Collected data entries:
## Start

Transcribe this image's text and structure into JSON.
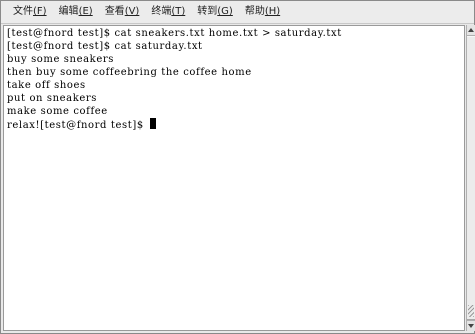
{
  "menu": {
    "items": [
      {
        "label": "文件",
        "mnemonic": "(F)"
      },
      {
        "label": "编辑",
        "mnemonic": "(E)"
      },
      {
        "label": "查看",
        "mnemonic": "(V)"
      },
      {
        "label": "终端",
        "mnemonic": "(T)"
      },
      {
        "label": "转到",
        "mnemonic": "(G)"
      },
      {
        "label": "帮助",
        "mnemonic": "(H)"
      }
    ]
  },
  "terminal": {
    "lines": [
      "[test@fnord test]$ cat sneakers.txt home.txt > saturday.txt",
      "[test@fnord test]$ cat saturday.txt",
      "buy some sneakers",
      "then buy some coffeebring the coffee home",
      "take off shoes",
      "put on sneakers",
      "make some coffee",
      "relax![test@fnord test]$ "
    ]
  },
  "scrollbar": {
    "position": 1.0
  }
}
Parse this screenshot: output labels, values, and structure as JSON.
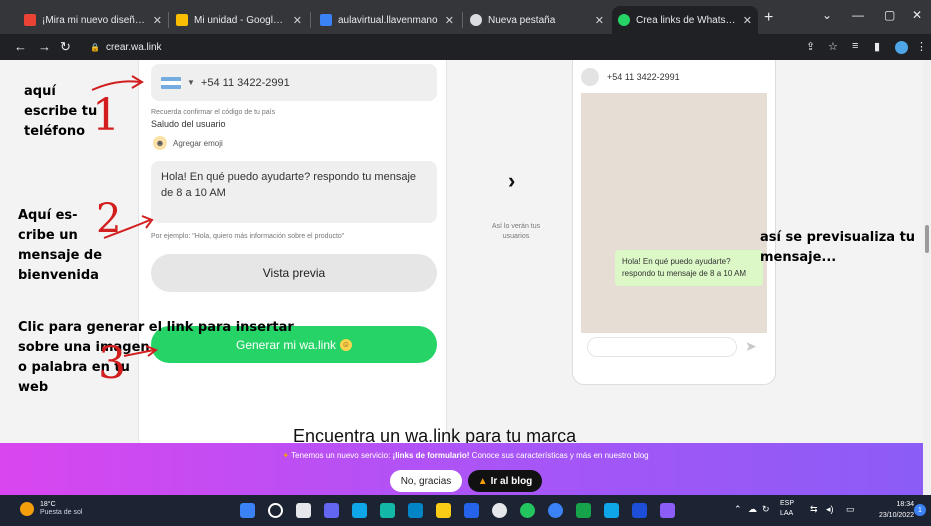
{
  "browser": {
    "tabs": [
      {
        "title": "¡Mira mi nuevo diseño hecho",
        "icon": "gmail-icon",
        "color": "#ea4335"
      },
      {
        "title": "Mi unidad - Google Drive",
        "icon": "drive-icon",
        "color": "#fbbc04"
      },
      {
        "title": "aulavirtual.llavenmano",
        "icon": "aula-icon",
        "color": "#3b82f6"
      },
      {
        "title": "Nueva pestaña",
        "icon": "chrome-icon",
        "color": "#dadce0"
      },
      {
        "title": "Crea links de WhatsApp | Wa",
        "icon": "whatsapp-icon",
        "color": "#25d366"
      }
    ],
    "url": "crear.wa.link"
  },
  "form": {
    "phone_value": "+54 11 3422-2991",
    "phone_note": "Recuerda confirmar el código de tu país",
    "greeting_label": "Saludo del usuario",
    "emoji_label": "Agregar emoji",
    "message_value": "Hola! En qué puedo ayudarte? respondo tu mensaje de 8 a 10  AM",
    "example_note": "Por ejemplo: \"Hola, quiero más información sobre el producto\"",
    "preview_button": "Vista previa",
    "generate_button": "Generar mi wa.link"
  },
  "preview": {
    "caption": "Así lo verán tus usuarios",
    "contact": "+54 11 3422-2991",
    "bubble_text": "Hola! En qué puedo ayudarte? respondo tu mensaje de 8 a 10 AM"
  },
  "page": {
    "headline": "Encuentra un wa.link para tu marca"
  },
  "annotations": {
    "phone": "aquí escribe tu teléfono",
    "welcome": "Aquí es- cribe un mensaje de bienvenida",
    "generate_line1": "Clic para generar el link para insertar",
    "generate_rest": "sobre una imagen o palabra en tu web",
    "preview": "así se previsualiza tu mensaje...",
    "numbers": [
      "1",
      "2",
      "3"
    ]
  },
  "banner": {
    "text_pre": "Tenemos un nuevo servicio: ",
    "text_bold": "¡links de formulario!",
    "text_post": " Conoce sus características y más en nuestro blog",
    "no_button": "No, gracias",
    "blog_button": "Ir al blog"
  },
  "taskbar": {
    "temp": "18°C",
    "weather": "Puesta de sol",
    "lang1": "ESP",
    "lang2": "LAA",
    "time": "18:34",
    "date": "23/10/2022",
    "notif_count": "1"
  }
}
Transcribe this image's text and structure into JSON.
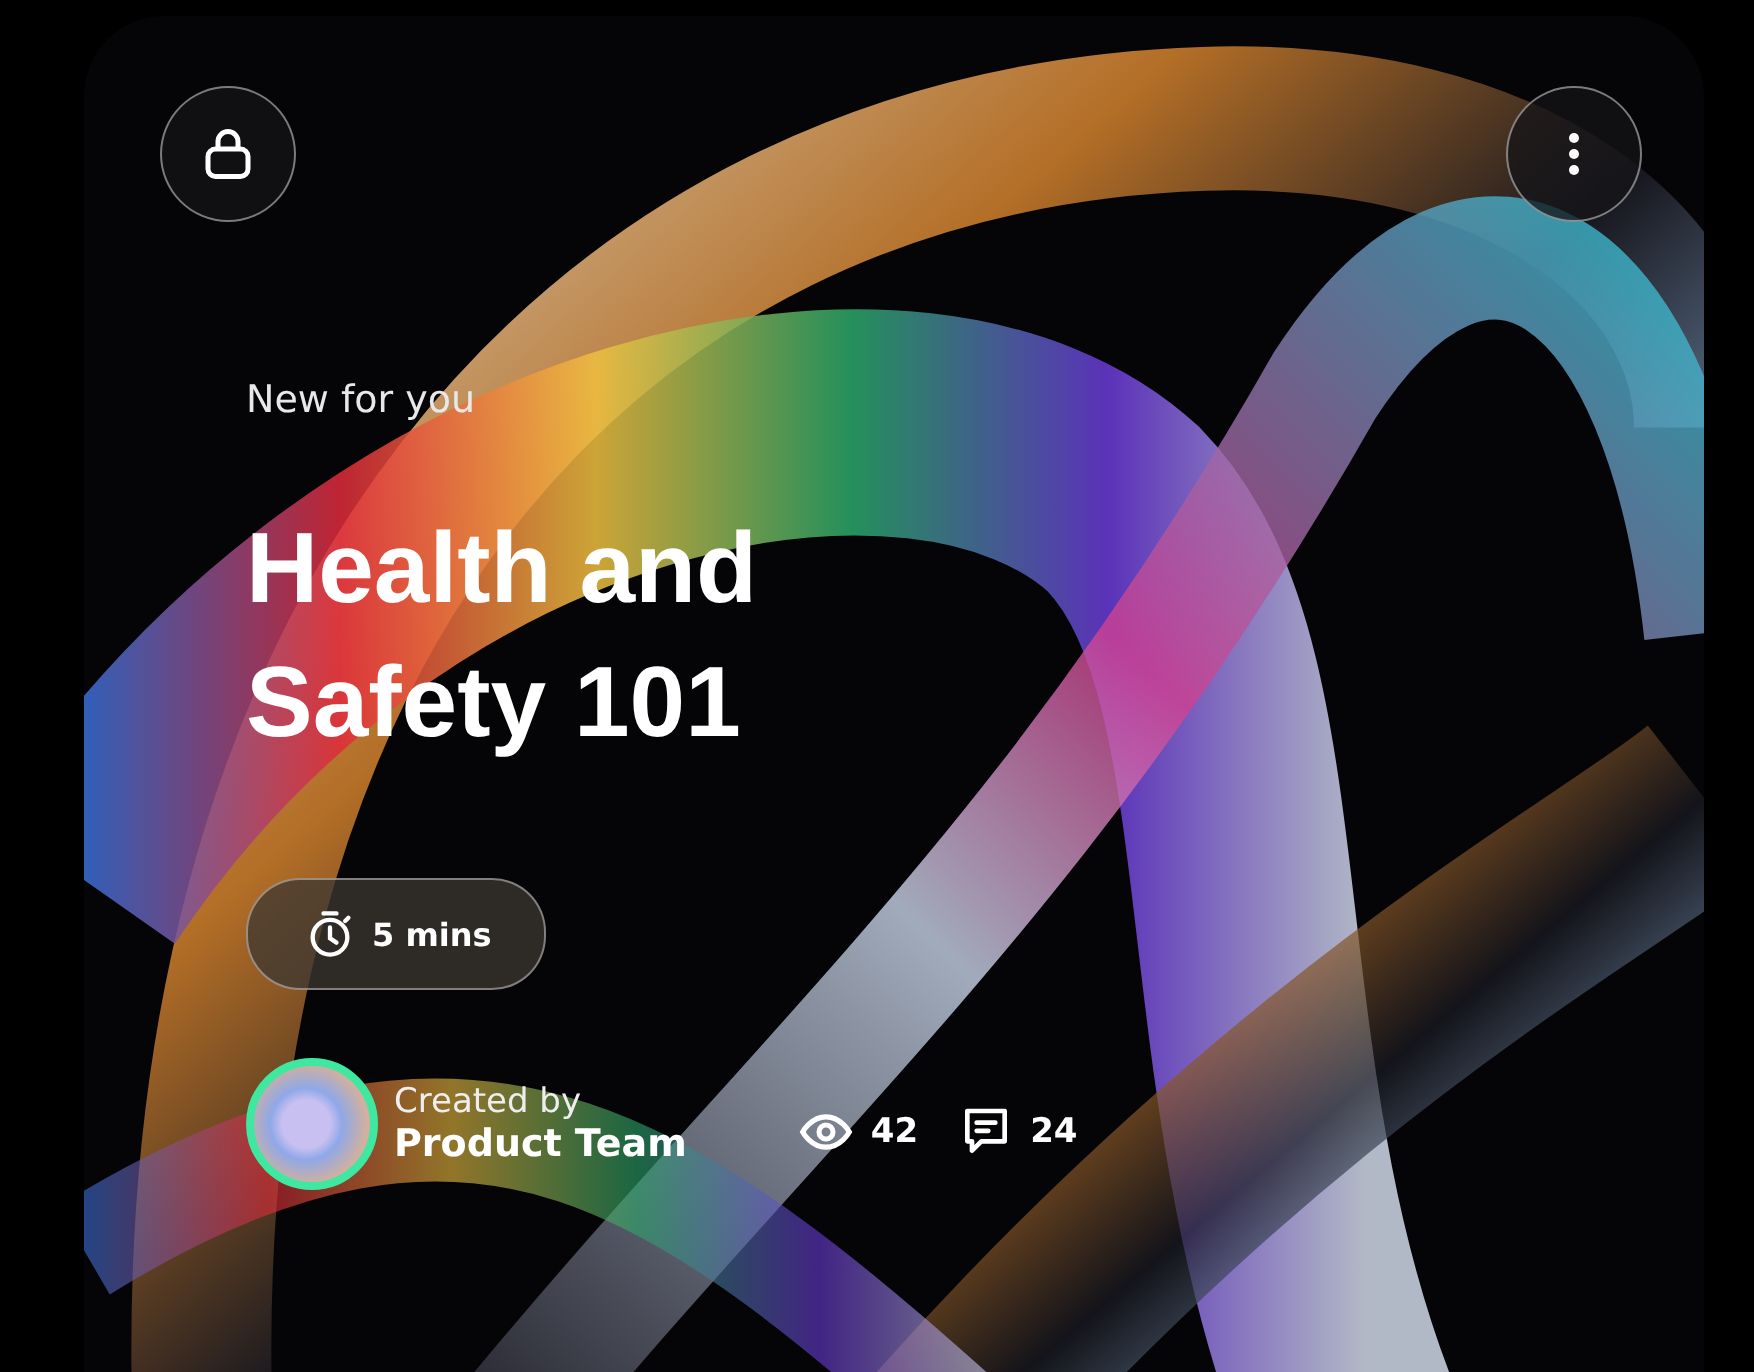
{
  "eyebrow": "New for you",
  "title": "Health and Safety 101",
  "duration": "5 mins",
  "author": {
    "label": "Created by",
    "name": "Product Team"
  },
  "stats": [
    {
      "kind": "views",
      "count": "42"
    },
    {
      "kind": "comments",
      "count": "24"
    }
  ]
}
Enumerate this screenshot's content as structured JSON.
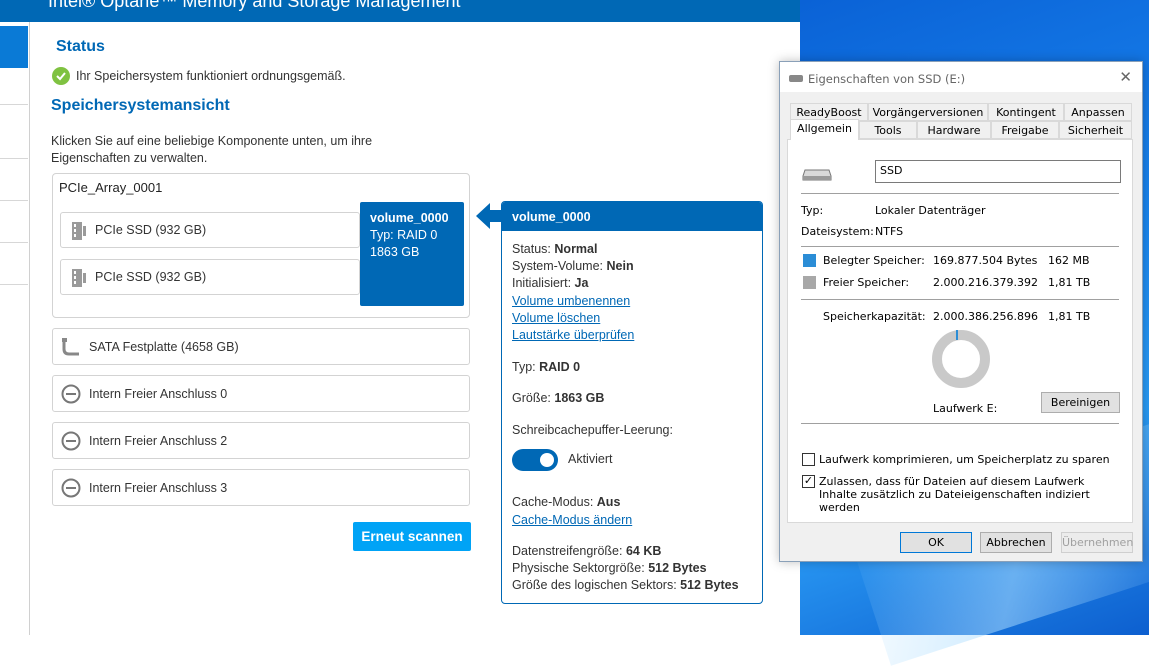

## End

## [Exercise description]
Quote all the records verbatim, dropping any pictures from your copy.

## [Response]
Transcribe this image's text and structure into JSON.
{
  "menu": {
    "items": [
      {
        "label": "文件",
        "mnemonic": "(F)"
      },
      {
        "label": "编辑",
        "mnemonic": "(E)"
      },
      {
        "label": "查看",
        "mnemonic": "(V)"
      },
      {
        "label": "终端",
        "mnemonic": "(T)"
      },
      {
        "label": "转到",
        "mnemonic": "(G)"
      },
      {
        "label": "帮助",
        "mnemonic": "(H)"
      }
    ]
  },
  "terminal": {
    "lines": [
      "[test@fnord test]$ cat sneakers.txt home.txt > saturday.txt",
      "[test@fnord test]$ cat saturday.txt",
      "buy some sneakers",
      "then buy some coffeebring the coffee home",
      "take off shoes",
      "put on sneakers",
      "make some coffee",
      "relax![test@fnord test]$ "
    ]
  },
  "scrollbar": {
    "position": 1.0
  }
}
Parse this screenshot: output labels, values, and structure as JSON.
{
  "browser": {
    "tabs": [
      {
        "title": "¡Mira mi nuevo diseño hecho",
        "icon": "gmail-icon",
        "color": "#ea4335"
      },
      {
        "title": "Mi unidad - Google Drive",
        "icon": "drive-icon",
        "color": "#fbbc04"
      },
      {
        "title": "aulavirtual.llavenmano",
        "icon": "aula-icon",
        "color": "#3b82f6"
      },
      {
        "title": "Nueva pestaña",
        "icon": "chrome-icon",
        "color": "#dadce0"
      },
      {
        "title": "Crea links de WhatsApp | Wa",
        "icon": "whatsapp-icon",
        "color": "#25d366"
      }
    ],
    "url": "crear.wa.link"
  },
  "form": {
    "phone_value": "+54 11 3422-2991",
    "phone_note": "Recuerda confirmar el código de tu país",
    "greeting_label": "Saludo del usuario",
    "emoji_label": "Agregar emoji",
    "message_value": "Hola! En qué puedo ayudarte? respondo tu mensaje de 8 a 10  AM",
    "example_note": "Por ejemplo: \"Hola, quiero más información sobre el producto\"",
    "preview_button": "Vista previa",
    "generate_button": "Generar mi wa.link"
  },
  "preview": {
    "caption": "Así lo verán tus usuarios",
    "contact": "+54 11 3422-2991",
    "bubble_text": "Hola! En qué puedo ayudarte? respondo tu mensaje de 8 a 10 AM"
  },
  "page": {
    "headline": "Encuentra un wa.link para tu marca"
  },
  "annotations": {
    "phone": "aquí escribe tu teléfono",
    "welcome": "Aquí es- cribe un mensaje de bienvenida",
    "generate_line1": "Clic para generar el link para insertar",
    "generate_rest": "sobre una imagen o palabra en tu web",
    "preview": "así se previsualiza tu mensaje...",
    "numbers": [
      "1",
      "2",
      "3"
    ]
  },
  "banner": {
    "text_pre": "Tenemos un nuevo servicio: ",
    "text_bold": "¡links de formulario!",
    "text_post": " Conoce sus características y más en nuestro blog",
    "no_button": "No, gracias",
    "blog_button": "Ir al blog"
  },
  "taskbar": {
    "temp": "18°C",
    "weather": "Puesta de sol",
    "lang1": "ESP",
    "lang2": "LAA",
    "time": "18:34",
    "date": "23/10/2022",
    "notif_count": "1"
  }
}
Transcribe this image's text and structure into JSON.
{
  "eyebrow": "New for you",
  "title": "Health and Safety 101",
  "duration": "5 mins",
  "author": {
    "label": "Created by",
    "name": "Product Team"
  },
  "stats": [
    {
      "kind": "views",
      "count": "42"
    },
    {
      "kind": "comments",
      "count": "24"
    }
  ]
}
Enumerate this screenshot's content as structured JSON.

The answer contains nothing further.